::: DATASET
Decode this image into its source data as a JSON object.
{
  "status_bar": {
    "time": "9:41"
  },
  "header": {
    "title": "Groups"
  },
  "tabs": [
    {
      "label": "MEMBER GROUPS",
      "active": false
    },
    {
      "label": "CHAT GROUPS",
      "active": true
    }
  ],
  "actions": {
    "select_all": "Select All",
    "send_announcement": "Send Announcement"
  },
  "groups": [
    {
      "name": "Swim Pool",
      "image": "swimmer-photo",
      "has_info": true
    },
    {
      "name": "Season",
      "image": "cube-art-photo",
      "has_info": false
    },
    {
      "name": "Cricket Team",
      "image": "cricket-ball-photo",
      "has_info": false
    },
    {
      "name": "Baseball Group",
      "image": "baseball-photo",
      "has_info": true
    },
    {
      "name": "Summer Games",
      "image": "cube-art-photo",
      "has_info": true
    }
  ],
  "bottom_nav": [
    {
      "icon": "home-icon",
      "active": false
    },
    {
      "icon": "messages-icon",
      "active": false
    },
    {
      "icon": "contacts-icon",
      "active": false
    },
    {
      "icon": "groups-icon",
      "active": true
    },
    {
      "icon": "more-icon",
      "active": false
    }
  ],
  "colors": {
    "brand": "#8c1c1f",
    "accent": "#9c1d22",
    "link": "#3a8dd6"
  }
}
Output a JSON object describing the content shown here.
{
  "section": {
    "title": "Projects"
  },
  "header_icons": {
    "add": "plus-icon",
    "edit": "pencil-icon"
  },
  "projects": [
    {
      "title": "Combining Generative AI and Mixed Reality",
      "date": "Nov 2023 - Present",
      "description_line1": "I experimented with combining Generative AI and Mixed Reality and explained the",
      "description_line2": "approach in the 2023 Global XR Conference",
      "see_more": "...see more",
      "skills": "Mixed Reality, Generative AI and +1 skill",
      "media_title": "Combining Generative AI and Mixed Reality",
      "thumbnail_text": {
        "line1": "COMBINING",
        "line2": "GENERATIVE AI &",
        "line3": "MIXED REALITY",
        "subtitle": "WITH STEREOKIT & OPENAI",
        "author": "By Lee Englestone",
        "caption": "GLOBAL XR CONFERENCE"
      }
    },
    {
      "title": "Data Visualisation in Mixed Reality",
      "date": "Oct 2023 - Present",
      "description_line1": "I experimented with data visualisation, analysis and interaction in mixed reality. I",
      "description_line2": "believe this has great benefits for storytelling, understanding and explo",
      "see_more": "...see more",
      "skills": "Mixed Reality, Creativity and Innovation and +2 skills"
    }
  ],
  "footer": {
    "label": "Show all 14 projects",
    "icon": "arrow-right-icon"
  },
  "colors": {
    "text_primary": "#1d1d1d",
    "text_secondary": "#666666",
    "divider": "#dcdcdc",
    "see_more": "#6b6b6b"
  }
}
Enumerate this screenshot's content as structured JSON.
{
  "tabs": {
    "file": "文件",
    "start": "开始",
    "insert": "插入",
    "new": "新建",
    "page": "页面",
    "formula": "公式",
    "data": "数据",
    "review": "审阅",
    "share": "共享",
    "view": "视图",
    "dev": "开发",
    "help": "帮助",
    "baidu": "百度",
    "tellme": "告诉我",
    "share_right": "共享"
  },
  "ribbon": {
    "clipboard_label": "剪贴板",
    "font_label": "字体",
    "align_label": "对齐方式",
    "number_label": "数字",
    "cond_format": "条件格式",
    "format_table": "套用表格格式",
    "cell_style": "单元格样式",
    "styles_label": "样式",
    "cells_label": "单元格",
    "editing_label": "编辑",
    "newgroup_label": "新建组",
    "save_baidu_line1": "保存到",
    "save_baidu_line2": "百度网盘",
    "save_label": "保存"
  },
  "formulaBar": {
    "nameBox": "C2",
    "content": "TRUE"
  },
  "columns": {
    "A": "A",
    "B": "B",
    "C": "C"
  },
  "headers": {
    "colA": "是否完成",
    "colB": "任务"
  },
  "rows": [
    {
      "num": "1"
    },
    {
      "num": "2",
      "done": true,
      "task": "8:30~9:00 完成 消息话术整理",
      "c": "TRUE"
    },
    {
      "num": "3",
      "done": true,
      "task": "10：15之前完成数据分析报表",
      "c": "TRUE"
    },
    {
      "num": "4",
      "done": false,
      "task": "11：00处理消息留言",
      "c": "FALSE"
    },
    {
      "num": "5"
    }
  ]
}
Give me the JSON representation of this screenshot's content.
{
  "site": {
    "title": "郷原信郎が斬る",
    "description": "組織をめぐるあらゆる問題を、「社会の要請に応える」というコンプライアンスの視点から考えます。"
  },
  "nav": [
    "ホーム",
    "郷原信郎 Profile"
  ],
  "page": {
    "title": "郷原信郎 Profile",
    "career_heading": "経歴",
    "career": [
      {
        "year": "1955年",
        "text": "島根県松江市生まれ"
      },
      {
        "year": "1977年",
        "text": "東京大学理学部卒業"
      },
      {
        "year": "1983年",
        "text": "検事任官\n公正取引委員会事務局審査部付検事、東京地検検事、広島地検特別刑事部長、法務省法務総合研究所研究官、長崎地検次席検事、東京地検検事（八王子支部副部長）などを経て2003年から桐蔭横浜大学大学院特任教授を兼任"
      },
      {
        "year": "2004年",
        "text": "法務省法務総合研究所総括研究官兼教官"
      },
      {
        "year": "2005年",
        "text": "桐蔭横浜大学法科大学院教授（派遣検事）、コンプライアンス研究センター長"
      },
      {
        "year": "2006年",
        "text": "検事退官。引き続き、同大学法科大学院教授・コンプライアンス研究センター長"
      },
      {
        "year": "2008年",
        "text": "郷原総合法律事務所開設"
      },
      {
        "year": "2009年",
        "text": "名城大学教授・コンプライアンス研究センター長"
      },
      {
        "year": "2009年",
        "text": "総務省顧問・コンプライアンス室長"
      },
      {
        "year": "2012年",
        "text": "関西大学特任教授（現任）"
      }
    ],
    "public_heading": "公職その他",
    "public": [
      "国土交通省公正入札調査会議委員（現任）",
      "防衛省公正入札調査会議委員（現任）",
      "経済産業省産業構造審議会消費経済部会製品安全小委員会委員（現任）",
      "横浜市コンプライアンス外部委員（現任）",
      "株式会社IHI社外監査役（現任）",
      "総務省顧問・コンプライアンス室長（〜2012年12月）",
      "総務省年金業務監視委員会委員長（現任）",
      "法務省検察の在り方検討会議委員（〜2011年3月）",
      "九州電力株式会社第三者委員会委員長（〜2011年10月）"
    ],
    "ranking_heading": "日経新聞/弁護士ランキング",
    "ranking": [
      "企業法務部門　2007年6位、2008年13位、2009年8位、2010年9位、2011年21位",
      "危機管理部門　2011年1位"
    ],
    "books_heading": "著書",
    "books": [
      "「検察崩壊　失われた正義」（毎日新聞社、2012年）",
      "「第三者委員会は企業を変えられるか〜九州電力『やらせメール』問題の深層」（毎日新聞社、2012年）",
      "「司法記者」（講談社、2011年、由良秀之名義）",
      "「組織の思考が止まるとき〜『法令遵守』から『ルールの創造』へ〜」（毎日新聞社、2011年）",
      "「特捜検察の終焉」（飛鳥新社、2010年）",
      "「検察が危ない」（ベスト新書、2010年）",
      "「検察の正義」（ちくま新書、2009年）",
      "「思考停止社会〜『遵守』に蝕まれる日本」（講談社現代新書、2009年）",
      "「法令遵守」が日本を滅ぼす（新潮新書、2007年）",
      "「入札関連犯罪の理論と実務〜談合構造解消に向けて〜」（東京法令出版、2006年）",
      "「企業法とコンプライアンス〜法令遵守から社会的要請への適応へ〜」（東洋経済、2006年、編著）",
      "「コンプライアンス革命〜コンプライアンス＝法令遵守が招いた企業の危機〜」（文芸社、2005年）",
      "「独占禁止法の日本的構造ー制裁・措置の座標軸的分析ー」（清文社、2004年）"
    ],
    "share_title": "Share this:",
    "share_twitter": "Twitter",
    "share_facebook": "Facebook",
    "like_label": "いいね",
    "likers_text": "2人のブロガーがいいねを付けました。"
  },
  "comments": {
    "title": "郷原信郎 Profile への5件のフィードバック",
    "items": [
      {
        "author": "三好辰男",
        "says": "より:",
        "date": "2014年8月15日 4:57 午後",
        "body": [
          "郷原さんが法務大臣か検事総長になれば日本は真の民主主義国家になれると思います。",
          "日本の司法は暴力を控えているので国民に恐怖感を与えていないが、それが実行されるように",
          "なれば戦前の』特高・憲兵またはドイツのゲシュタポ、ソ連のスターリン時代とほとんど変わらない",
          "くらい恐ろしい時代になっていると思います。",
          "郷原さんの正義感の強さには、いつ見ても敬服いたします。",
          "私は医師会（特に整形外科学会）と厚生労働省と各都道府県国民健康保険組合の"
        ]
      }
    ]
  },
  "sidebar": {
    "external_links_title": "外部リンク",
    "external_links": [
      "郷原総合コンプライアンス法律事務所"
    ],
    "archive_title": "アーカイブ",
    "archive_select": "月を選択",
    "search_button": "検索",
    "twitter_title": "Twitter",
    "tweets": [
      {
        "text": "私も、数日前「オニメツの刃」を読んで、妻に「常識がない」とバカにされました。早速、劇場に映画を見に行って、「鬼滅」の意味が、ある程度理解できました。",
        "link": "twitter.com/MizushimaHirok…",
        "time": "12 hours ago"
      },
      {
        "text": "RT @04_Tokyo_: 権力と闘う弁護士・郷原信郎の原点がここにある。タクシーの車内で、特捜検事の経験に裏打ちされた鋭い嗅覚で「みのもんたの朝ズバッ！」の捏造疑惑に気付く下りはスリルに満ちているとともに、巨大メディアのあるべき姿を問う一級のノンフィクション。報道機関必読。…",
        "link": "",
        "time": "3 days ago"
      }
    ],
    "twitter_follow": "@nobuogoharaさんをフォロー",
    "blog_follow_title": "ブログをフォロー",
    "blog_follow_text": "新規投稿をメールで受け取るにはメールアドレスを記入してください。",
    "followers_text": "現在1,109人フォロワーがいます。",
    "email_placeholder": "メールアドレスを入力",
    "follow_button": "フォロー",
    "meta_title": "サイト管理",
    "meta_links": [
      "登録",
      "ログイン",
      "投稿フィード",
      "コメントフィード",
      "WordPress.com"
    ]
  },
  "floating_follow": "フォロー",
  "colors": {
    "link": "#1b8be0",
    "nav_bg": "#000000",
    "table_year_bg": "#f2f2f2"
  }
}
::::::
• EXERCISE DIRECTIONS: Which lines of the data above contain "skills"? Copy each one.

• TASK OUTPUT:
      "skills": "Mixed Reality, Generative AI and +1 skill",
      "skills": "Mixed Reality, Creativity and Innovation and +2 skills"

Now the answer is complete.